## TASKS FOR THIS EXERCISE
[a] Please copy the sticky-note thread word for word, starting at "Sometimes when we" and ending after "during readers workshop.".
[b] Write the next part of the forum thread on classroom uses for sticky notes, continuing from its final line.

## ARTICLE
Thanks for all the ideas! Please keep them coming!

Risa 07-11-2020 09:02 PM

You might want to have your students use their sticky notes for "Exit Tickets". When I taught 4th grade I made a large tagboard chart that I had intended to use for student comments after a discussion for their reading. It actually got more use as a chart for 'exit tickets' where they answered an open-ended question on a sticky note to 'check for understanding' before leaving the classroom. I also used this chart to ask them to show their work after a math lesson (eg. if they understood double digit multiplication using a specific strategy that was taught) or to write a simile or metaphor they discovered in their reading, or even to give their thoughts on how to solve a class problem we might have discussed.

You can create charts with separate questions regarding a given lesson and have students write responses on sticky notes and place them on the correct chart.

Students can graph their responses using sticky notes to build the graph.

TeacherPK6 07-11-2020 06:02 PM

Quote:
Maybe you could have your students jot down stuff on post-its to create group K-W-L charts when you are starting new topics. I did it when I taught first grade.
I was going to suggest this too! Also, kids can write (or draw) examples of a topic for group created anchor charts. I've also used Post-its sometimes in small group reading when we've read a book that's a bit longer, for each kid to mark their place. They could have their name peeking out so when I passed out books again I knew whose was whose.
Keltikmom 07-11-2020 04:59 PM

Sometimes when we were doing while group responses to reading, I would have blank chart paper on the board with different questions about the book. Kids would write their responses on the post itís and stick them to chart paper. Then we would look for similarities, patterns, general questions, etc.

Keep some available to the class for those who do like to use them during readers workshop.

iteachk2010 07-11-2020 04:47 PM

Maybe you could have your students jot down stuff on post-its to create group K-W-L charts when you are starting new topics. I did it when I taught first grade.

## RECORDS PROVIDED
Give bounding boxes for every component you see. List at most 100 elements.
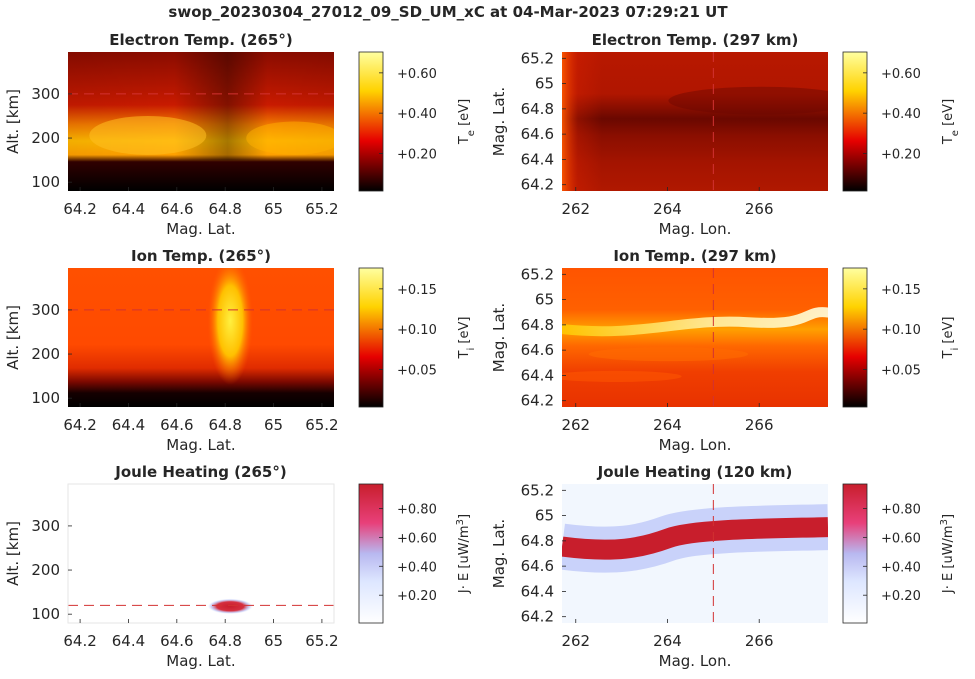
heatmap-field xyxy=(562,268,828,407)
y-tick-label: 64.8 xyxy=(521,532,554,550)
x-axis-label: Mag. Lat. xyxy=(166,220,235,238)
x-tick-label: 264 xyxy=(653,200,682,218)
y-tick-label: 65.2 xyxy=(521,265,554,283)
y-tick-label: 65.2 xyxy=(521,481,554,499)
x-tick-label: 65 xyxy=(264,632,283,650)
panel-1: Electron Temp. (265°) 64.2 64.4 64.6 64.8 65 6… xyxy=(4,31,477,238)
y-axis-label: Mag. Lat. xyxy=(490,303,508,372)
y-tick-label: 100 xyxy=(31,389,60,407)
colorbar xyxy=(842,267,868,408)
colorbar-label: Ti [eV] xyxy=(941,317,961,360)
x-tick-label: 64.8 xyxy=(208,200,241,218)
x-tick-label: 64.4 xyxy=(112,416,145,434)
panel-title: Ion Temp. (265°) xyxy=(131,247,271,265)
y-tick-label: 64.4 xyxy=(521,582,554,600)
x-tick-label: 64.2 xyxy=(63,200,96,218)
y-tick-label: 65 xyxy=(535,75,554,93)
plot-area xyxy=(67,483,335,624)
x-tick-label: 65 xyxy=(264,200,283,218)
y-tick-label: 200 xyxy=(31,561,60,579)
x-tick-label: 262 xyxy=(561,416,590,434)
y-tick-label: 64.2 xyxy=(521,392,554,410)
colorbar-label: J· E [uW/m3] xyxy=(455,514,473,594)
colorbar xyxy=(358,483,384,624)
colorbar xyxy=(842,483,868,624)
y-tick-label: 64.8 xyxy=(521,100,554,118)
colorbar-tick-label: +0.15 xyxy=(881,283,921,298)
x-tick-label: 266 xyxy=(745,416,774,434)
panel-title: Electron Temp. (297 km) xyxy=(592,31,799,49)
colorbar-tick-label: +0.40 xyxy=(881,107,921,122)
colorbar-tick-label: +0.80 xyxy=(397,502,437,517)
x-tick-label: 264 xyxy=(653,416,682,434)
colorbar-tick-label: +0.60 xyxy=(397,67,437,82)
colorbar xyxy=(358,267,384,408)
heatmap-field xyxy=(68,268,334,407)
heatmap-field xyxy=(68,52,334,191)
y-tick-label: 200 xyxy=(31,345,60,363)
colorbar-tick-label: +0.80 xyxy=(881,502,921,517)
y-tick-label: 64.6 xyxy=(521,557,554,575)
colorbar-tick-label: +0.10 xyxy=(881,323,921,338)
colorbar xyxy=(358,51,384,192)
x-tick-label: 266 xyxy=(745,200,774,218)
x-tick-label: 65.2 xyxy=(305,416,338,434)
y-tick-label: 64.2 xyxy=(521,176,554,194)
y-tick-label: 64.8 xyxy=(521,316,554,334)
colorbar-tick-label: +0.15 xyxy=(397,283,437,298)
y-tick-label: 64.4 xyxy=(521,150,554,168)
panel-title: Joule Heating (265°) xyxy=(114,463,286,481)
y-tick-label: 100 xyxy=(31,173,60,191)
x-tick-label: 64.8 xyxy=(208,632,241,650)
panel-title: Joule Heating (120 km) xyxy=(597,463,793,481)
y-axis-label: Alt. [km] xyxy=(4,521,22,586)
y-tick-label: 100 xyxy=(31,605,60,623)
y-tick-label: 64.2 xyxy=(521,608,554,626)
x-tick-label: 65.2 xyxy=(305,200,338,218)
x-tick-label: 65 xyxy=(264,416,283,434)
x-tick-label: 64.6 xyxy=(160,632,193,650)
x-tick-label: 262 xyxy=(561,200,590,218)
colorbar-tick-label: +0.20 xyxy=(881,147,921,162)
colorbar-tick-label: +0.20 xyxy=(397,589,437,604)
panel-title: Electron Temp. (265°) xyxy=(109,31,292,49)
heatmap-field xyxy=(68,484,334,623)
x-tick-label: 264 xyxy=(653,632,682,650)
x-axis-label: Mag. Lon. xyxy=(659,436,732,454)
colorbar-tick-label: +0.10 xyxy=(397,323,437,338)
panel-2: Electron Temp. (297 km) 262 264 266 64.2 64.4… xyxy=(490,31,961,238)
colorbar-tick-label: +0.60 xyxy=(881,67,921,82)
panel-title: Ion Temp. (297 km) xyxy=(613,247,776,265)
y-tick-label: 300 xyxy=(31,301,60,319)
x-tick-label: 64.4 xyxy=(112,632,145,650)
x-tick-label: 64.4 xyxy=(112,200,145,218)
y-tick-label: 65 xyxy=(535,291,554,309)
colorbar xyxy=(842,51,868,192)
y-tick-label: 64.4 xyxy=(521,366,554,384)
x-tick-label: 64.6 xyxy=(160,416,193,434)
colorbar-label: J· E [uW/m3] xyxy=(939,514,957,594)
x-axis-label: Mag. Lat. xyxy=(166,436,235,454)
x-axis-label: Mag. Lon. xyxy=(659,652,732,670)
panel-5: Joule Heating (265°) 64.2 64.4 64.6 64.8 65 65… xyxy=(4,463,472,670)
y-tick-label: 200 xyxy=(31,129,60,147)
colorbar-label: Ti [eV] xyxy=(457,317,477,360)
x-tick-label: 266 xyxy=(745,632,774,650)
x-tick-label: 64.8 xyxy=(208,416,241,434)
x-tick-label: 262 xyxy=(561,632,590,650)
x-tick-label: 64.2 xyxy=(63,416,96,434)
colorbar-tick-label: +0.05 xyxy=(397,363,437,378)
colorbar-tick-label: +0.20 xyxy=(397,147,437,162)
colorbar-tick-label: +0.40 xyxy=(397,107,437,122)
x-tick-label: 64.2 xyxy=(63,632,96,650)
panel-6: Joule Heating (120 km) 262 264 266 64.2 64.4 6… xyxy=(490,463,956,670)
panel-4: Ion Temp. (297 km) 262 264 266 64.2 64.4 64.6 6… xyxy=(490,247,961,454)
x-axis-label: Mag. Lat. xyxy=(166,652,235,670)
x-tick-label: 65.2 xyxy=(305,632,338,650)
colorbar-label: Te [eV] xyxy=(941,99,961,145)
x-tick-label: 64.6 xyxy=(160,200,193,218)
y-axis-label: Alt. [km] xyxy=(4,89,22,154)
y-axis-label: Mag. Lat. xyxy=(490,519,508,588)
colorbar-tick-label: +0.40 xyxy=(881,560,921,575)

* * *

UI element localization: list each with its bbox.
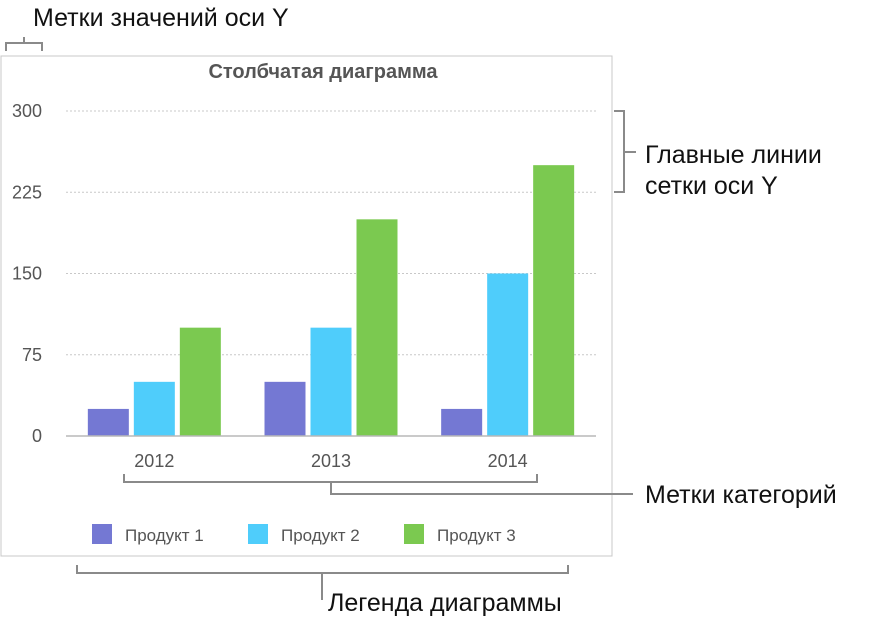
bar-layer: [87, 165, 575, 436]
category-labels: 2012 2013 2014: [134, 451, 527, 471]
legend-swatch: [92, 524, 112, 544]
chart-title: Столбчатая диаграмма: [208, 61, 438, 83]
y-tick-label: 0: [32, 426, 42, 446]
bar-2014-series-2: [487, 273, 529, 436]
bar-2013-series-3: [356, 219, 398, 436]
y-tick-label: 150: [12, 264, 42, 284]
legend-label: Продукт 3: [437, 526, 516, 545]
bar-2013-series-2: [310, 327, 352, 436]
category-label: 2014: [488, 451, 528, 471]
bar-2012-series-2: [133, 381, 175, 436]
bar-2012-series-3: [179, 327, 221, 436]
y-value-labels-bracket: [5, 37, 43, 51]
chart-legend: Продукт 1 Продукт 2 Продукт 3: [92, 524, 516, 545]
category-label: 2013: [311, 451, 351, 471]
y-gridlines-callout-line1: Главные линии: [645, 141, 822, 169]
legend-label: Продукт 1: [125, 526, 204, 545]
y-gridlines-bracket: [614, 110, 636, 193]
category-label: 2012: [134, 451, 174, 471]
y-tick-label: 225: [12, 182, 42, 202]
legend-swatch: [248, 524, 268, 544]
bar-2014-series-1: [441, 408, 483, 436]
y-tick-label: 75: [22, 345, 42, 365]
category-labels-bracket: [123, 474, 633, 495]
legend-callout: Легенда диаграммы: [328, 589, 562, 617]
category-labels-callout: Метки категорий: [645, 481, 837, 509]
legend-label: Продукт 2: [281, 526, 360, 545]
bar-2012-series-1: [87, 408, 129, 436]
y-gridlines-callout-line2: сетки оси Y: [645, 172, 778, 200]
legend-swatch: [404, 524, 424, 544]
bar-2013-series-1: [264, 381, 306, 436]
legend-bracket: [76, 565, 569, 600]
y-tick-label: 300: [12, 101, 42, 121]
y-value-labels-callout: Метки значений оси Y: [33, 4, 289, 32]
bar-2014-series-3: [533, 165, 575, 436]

## RESULTS FOR EACH TASK
[a]
Sometimes when we were doing while group responses to reading, I would have blank chart paper on the board with different questions about the book. Kids would write their responses on the post itís and stick them to chart paper. Then we would look for similarities, patterns, general questions, etc.

Keep some available to the class for those who do like to use them during readers workshop.

[b]
Students had 3 post-its. On the first one they wrote one thing they already knew about the topic. On the second one they wrote a question for what they wanted to find out about the topic. They stuck them on a chart paper I had prepared with three columns for the chart. We reviewed together and stacked similar ones on top of each other.

After reading/watching a video about the topic, they wrote one thing they learned on the third post-it. We would go back and look through the post-its in each section. If we discovered that a statement in the first section was not true, I drew a line through it. If we found the answer to a question in the middle section, I put a check mark next to it. (Matched the post-it with the answer to the post-it with the question.) Students could use additional post-its to add more questions. This helped to guide the direction we headed in when we were researching.

Singvogel 07-11-2020 04:38 PM

I saw a really cute wall message- Sprinkle kindness like confetti, and the sticky notes were the confetti scattered on the wall.

Teacherbee_4 07-11-2020 04:01 PM

I posted before about how in the past, I had the kids jot their thinking, strategy use, etc. on sticky notes during independent reading. In preparation to have my kids do this this upcoming school year, I added sticky notes to the school supply list. However, after thinking about it and posting on here, I don't think I want to require my kids to write on post-its during independent reading. However, I don't want the post it notes to go to waste. Any ideas on other ways I can use the post it notes? Thanks!